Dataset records
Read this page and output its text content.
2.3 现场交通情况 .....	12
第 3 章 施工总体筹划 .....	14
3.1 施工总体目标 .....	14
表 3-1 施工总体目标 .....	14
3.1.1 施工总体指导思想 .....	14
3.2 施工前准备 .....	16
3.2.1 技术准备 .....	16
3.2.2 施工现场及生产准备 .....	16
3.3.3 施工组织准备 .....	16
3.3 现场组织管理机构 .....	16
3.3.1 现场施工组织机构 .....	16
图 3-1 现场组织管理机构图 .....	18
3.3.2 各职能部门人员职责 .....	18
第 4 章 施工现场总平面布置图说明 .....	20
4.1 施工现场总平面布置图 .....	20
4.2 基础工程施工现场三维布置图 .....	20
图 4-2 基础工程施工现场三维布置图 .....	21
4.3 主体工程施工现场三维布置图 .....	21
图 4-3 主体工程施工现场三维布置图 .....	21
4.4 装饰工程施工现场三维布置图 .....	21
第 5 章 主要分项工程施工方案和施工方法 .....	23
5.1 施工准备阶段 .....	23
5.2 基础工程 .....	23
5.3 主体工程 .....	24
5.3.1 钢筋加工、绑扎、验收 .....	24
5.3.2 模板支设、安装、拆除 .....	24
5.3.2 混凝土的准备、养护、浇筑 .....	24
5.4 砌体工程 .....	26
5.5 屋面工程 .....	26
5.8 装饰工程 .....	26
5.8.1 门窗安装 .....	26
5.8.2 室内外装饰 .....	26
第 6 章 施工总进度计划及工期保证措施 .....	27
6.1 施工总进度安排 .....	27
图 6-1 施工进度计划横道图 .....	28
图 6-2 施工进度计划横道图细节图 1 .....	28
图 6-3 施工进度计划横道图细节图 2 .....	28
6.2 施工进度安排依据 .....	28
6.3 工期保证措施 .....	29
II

EXERCISE INSTRUCTIONS —
Check each line above for the word "基础工程施工现场三维布置图" and copy the ones that have it.

FINISHED TASK —
4.2 基础工程施工现场三维布置图 .....	20
图 4-2 基础工程施工现场三维布置图 .....	21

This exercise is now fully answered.